**TASK OBJECTIVE:** Retype the material word for word.

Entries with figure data

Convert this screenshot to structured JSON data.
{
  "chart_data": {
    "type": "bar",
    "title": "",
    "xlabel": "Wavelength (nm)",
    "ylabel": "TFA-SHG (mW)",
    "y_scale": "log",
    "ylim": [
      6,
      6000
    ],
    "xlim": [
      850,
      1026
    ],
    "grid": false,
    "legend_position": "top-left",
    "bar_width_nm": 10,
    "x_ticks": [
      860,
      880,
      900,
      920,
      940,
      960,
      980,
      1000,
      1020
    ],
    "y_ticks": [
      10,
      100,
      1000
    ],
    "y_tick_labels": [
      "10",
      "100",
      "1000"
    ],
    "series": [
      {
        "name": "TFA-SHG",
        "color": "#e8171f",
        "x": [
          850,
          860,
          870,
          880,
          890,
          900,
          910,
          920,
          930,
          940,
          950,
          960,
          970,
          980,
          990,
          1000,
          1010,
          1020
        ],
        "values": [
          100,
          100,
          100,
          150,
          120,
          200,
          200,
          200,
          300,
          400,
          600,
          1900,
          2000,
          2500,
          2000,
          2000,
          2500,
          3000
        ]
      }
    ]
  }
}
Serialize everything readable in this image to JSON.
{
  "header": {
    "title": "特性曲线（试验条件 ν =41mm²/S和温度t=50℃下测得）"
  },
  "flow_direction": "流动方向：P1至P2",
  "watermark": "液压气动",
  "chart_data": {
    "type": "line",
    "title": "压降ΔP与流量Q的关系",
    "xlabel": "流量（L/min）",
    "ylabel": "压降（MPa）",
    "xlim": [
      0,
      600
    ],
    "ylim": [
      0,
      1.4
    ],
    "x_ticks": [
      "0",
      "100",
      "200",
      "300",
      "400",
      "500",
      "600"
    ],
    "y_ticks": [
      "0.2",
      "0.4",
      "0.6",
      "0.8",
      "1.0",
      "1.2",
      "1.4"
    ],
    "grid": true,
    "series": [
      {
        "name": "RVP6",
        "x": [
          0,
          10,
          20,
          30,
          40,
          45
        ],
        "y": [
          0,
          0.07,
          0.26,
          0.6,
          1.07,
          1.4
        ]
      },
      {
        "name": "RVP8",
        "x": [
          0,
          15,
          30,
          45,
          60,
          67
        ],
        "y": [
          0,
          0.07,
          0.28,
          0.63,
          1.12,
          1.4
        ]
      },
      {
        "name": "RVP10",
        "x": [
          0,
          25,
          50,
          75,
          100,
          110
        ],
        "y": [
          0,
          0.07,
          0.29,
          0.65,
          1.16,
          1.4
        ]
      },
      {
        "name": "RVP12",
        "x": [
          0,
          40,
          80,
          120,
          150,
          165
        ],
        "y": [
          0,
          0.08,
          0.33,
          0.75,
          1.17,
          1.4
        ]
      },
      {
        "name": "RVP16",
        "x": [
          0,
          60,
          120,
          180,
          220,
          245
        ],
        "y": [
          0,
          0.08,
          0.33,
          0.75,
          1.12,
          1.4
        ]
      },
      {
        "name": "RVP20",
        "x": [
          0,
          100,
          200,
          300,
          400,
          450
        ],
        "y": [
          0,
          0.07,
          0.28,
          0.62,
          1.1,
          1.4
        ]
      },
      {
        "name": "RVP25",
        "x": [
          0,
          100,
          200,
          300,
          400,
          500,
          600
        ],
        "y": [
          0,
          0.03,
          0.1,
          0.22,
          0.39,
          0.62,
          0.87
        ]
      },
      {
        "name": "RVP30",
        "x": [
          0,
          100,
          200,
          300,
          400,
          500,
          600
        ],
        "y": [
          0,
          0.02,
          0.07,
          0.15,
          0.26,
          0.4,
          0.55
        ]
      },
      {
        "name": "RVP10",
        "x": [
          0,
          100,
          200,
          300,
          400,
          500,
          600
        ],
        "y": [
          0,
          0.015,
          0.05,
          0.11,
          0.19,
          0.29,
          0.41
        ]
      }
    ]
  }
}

**TASK ANSWER:**
Convert this screenshot to structured JSON data.
{
  "chart_data": {
    "type": "bar",
    "title": "",
    "xlabel": "Wavelength (nm)",
    "ylabel": "TFA-SHG (mW)",
    "y_scale": "log",
    "ylim": [
      6,
      6000
    ],
    "xlim": [
      850,
      1026
    ],
    "grid": false,
    "legend_position": "top-left",
    "bar_width_nm": 10,
    "x_ticks": [
      860,
      880,
      900,
      920,
      940,
      960,
      980,
      1000,
      1020
    ],
    "y_ticks": [
      10,
      100,
      1000
    ],
    "y_tick_labels": [
      "10",
      "100",
      "1000"
    ],
    "series": [
      {
        "name": "TFA-SHG",
        "color": "#e8171f",
        "x": [
          850,
          860,
          870,
          880,
          890,
          900,
          910,
          920,
          930,
          940,
          950,
          960,
          970,
          980,
          990,
          1000,
          1010,
          1020
        ],
        "values": [
          100,
          100,
          100,
          150,
          120,
          200,
          200,
          200,
          300,
          400,
          600,
          1900,
          2000,
          2500,
          2000,
          2000,
          2500,
          3000
        ]
      }
    ]
  }
}
Serialize everything readable in this image to JSON.
{
  "header": {
    "title": "特性曲线（试验条件 ν =41mm²/S和温度t=50℃下测得）"
  },
  "flow_direction": "流动方向：P1至P2",
  "watermark": "液压气动",
  "chart_data": {
    "type": "line",
    "title": "压降ΔP与流量Q的关系",
    "xlabel": "流量（L/min）",
    "ylabel": "压降（MPa）",
    "xlim": [
      0,
      600
    ],
    "ylim": [
      0,
      1.4
    ],
    "x_ticks": [
      "0",
      "100",
      "200",
      "300",
      "400",
      "500",
      "600"
    ],
    "y_ticks": [
      "0.2",
      "0.4",
      "0.6",
      "0.8",
      "1.0",
      "1.2",
      "1.4"
    ],
    "grid": true,
    "series": [
      {
        "name": "RVP6",
        "x": [
          0,
          10,
          20,
          30,
          40,
          45
        ],
        "y": [
          0,
          0.07,
          0.26,
          0.6,
          1.07,
          1.4
        ]
      },
      {
        "name": "RVP8",
        "x": [
          0,
          15,
          30,
          45,
          60,
          67
        ],
        "y": [
          0,
          0.07,
          0.28,
          0.63,
          1.12,
          1.4
        ]
      },
      {
        "name": "RVP10",
        "x": [
          0,
          25,
          50,
          75,
          100,
          110
        ],
        "y": [
          0,
          0.07,
          0.29,
          0.65,
          1.16,
          1.4
        ]
      },
      {
        "name": "RVP12",
        "x": [
          0,
          40,
          80,
          120,
          150,
          165
        ],
        "y": [
          0,
          0.08,
          0.33,
          0.75,
          1.17,
          1.4
        ]
      },
      {
        "name": "RVP16",
        "x": [
          0,
          60,
          120,
          180,
          220,
          245
        ],
        "y": [
          0,
          0.08,
          0.33,
          0.75,
          1.12,
          1.4
        ]
      },
      {
        "name": "RVP20",
        "x": [
          0,
          100,
          200,
          300,
          400,
          450
        ],
        "y": [
          0,
          0.07,
          0.28,
          0.62,
          1.1,
          1.4
        ]
      },
      {
        "name": "RVP25",
        "x": [
          0,
          100,
          200,
          300,
          400,
          500,
          600
        ],
        "y": [
          0,
          0.03,
          0.1,
          0.22,
          0.39,
          0.62,
          0.87
        ]
      },
      {
        "name": "RVP30",
        "x": [
          0,
          100,
          200,
          300,
          400,
          500,
          600
        ],
        "y": [
          0,
          0.02,
          0.07,
          0.15,
          0.26,
          0.4,
          0.55
        ]
      },
      {
        "name": "RVP10",
        "x": [
          0,
          100,
          200,
          300,
          400,
          500,
          600
        ],
        "y": [
          0,
          0.015,
          0.05,
          0.11,
          0.19,
          0.29,
          0.41
        ]
      }
    ]
  }
}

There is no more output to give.